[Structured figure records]
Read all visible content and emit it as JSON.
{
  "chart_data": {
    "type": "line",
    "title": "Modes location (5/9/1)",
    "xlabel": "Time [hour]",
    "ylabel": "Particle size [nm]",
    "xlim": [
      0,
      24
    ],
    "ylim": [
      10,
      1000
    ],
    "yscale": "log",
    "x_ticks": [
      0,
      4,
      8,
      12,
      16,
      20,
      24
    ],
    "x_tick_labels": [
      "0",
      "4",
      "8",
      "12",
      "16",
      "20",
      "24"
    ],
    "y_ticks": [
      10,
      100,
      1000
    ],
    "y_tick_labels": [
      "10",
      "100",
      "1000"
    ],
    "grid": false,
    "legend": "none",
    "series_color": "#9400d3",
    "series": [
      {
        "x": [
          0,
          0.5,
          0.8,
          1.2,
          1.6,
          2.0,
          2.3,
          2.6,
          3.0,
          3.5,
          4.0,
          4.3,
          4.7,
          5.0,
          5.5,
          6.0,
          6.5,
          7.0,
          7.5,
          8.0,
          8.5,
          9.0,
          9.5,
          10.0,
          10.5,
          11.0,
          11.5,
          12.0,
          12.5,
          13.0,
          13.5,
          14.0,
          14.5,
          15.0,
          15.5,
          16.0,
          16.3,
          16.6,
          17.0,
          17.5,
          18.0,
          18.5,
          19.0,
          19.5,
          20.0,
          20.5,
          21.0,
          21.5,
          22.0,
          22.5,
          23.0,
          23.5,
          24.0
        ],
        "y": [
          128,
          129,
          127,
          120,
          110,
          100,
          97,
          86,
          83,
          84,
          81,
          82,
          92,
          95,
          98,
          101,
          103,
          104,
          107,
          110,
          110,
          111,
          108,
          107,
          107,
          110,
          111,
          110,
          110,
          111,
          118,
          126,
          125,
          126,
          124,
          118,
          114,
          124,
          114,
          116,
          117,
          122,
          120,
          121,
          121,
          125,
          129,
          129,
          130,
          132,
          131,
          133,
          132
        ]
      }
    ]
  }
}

What to work on. Your task is to transcribe the material exactly.

Exercise output.
Read all visible content and emit it as JSON.
{
  "chart_data": {
    "type": "line",
    "title": "Modes location (5/9/1)",
    "xlabel": "Time [hour]",
    "ylabel": "Particle size [nm]",
    "xlim": [
      0,
      24
    ],
    "ylim": [
      10,
      1000
    ],
    "yscale": "log",
    "x_ticks": [
      0,
      4,
      8,
      12,
      16,
      20,
      24
    ],
    "x_tick_labels": [
      "0",
      "4",
      "8",
      "12",
      "16",
      "20",
      "24"
    ],
    "y_ticks": [
      10,
      100,
      1000
    ],
    "y_tick_labels": [
      "10",
      "100",
      "1000"
    ],
    "grid": false,
    "legend": "none",
    "series_color": "#9400d3",
    "series": [
      {
        "x": [
          0,
          0.5,
          0.8,
          1.2,
          1.6,
          2.0,
          2.3,
          2.6,
          3.0,
          3.5,
          4.0,
          4.3,
          4.7,
          5.0,
          5.5,
          6.0,
          6.5,
          7.0,
          7.5,
          8.0,
          8.5,
          9.0,
          9.5,
          10.0,
          10.5,
          11.0,
          11.5,
          12.0,
          12.5,
          13.0,
          13.5,
          14.0,
          14.5,
          15.0,
          15.5,
          16.0,
          16.3,
          16.6,
          17.0,
          17.5,
          18.0,
          18.5,
          19.0,
          19.5,
          20.0,
          20.5,
          21.0,
          21.5,
          22.0,
          22.5,
          23.0,
          23.5,
          24.0
        ],
        "y": [
          128,
          129,
          127,
          120,
          110,
          100,
          97,
          86,
          83,
          84,
          81,
          82,
          92,
          95,
          98,
          101,
          103,
          104,
          107,
          110,
          110,
          111,
          108,
          107,
          107,
          110,
          111,
          110,
          110,
          111,
          118,
          126,
          125,
          126,
          124,
          118,
          114,
          124,
          114,
          116,
          117,
          122,
          120,
          121,
          121,
          125,
          129,
          129,
          130,
          132,
          131,
          133,
          132
        ]
      }
    ]
  }
}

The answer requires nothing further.